GIVEN DATA →
# # # # #

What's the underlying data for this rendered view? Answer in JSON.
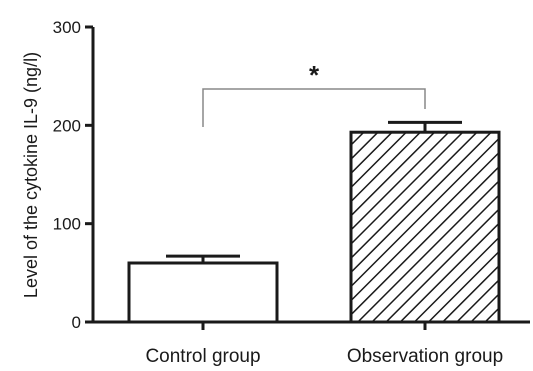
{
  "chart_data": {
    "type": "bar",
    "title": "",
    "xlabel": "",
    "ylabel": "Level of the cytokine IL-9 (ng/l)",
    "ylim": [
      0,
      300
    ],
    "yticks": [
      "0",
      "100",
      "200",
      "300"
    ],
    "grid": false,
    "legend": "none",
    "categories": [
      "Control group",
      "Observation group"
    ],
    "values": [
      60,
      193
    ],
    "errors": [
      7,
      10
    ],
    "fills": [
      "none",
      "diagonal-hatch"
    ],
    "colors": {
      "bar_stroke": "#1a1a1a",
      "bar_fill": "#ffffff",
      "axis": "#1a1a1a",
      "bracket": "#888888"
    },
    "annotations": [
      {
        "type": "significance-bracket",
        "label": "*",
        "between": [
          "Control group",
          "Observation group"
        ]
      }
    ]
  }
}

# # # # #

Transcribe every line from the records above without alteration, and leave out the images.

What's the underlying data for this rendered view? Answer in JSON.
{
  "chart_data": {
    "type": "bar",
    "title": "",
    "xlabel": "",
    "ylabel": "Level of the cytokine IL-9 (ng/l)",
    "ylim": [
      0,
      300
    ],
    "yticks": [
      "0",
      "100",
      "200",
      "300"
    ],
    "grid": false,
    "legend": "none",
    "categories": [
      "Control group",
      "Observation group"
    ],
    "values": [
      60,
      193
    ],
    "errors": [
      7,
      10
    ],
    "fills": [
      "none",
      "diagonal-hatch"
    ],
    "colors": {
      "bar_stroke": "#1a1a1a",
      "bar_fill": "#ffffff",
      "axis": "#1a1a1a",
      "bracket": "#888888"
    },
    "annotations": [
      {
        "type": "significance-bracket",
        "label": "*",
        "between": [
          "Control group",
          "Observation group"
        ]
      }
    ]
  }
}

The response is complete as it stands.